AVAILABLE RECORDS ▸
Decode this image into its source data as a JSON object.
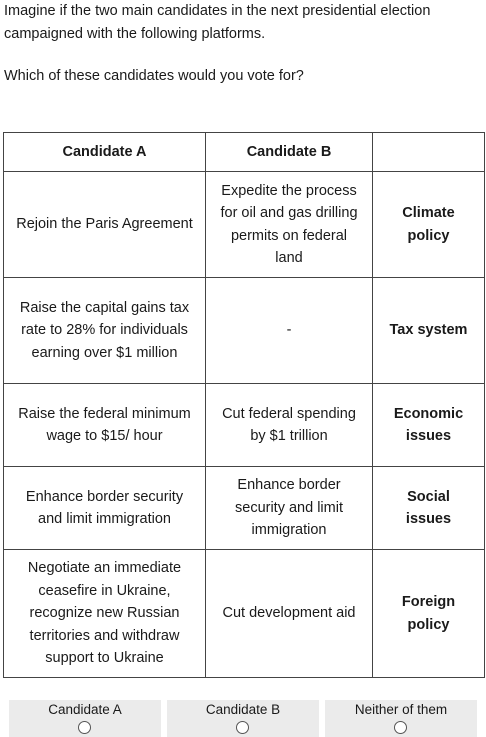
{
  "survey": {
    "intro": "Imagine if the two main candidates in the next presidential election campaigned with the following platforms.",
    "question": "Which of these candidates would you vote for?"
  },
  "table": {
    "headers": [
      "Candidate A",
      "Candidate B",
      ""
    ],
    "rows": [
      {
        "a": "Rejoin the Paris Agreement",
        "b": "Expedite the process for oil and gas drilling permits on federal land",
        "attribute": "Climate policy"
      },
      {
        "a": "Raise the capital gains tax rate to 28% for individuals earning over $1 million",
        "b": "-",
        "attribute": "Tax system"
      },
      {
        "a": "Raise the federal minimum wage to $15/ hour",
        "b": "Cut federal spending by $1 trillion",
        "attribute": "Economic issues"
      },
      {
        "a": "Enhance border security and limit immigration",
        "b": "Enhance border security and limit immigration",
        "attribute": "Social issues"
      },
      {
        "a": "Negotiate an immediate ceasefire in Ukraine, recognize new Russian territories and withdraw support to Ukraine",
        "b": "Cut development aid",
        "attribute": "Foreign policy"
      }
    ]
  },
  "choices": [
    {
      "label": "Candidate A",
      "selected": false
    },
    {
      "label": "Candidate B",
      "selected": false
    },
    {
      "label": "Neither of them",
      "selected": false
    }
  ]
}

JOB ▸ Your copy of the data should match it exactly, except that pictures are left out.

FULL ANSWER ▸
Decode this image into its source data as a JSON object.
{
  "survey": {
    "intro": "Imagine if the two main candidates in the next presidential election campaigned with the following platforms.",
    "question": "Which of these candidates would you vote for?"
  },
  "table": {
    "headers": [
      "Candidate A",
      "Candidate B",
      ""
    ],
    "rows": [
      {
        "a": "Rejoin the Paris Agreement",
        "b": "Expedite the process for oil and gas drilling permits on federal land",
        "attribute": "Climate policy"
      },
      {
        "a": "Raise the capital gains tax rate to 28% for individuals earning over $1 million",
        "b": "-",
        "attribute": "Tax system"
      },
      {
        "a": "Raise the federal minimum wage to $15/ hour",
        "b": "Cut federal spending by $1 trillion",
        "attribute": "Economic issues"
      },
      {
        "a": "Enhance border security and limit immigration",
        "b": "Enhance border security and limit immigration",
        "attribute": "Social issues"
      },
      {
        "a": "Negotiate an immediate ceasefire in Ukraine, recognize new Russian territories and withdraw support to Ukraine",
        "b": "Cut development aid",
        "attribute": "Foreign policy"
      }
    ]
  },
  "choices": [
    {
      "label": "Candidate A",
      "selected": false
    },
    {
      "label": "Candidate B",
      "selected": false
    },
    {
      "label": "Neither of them",
      "selected": false
    }
  ]
}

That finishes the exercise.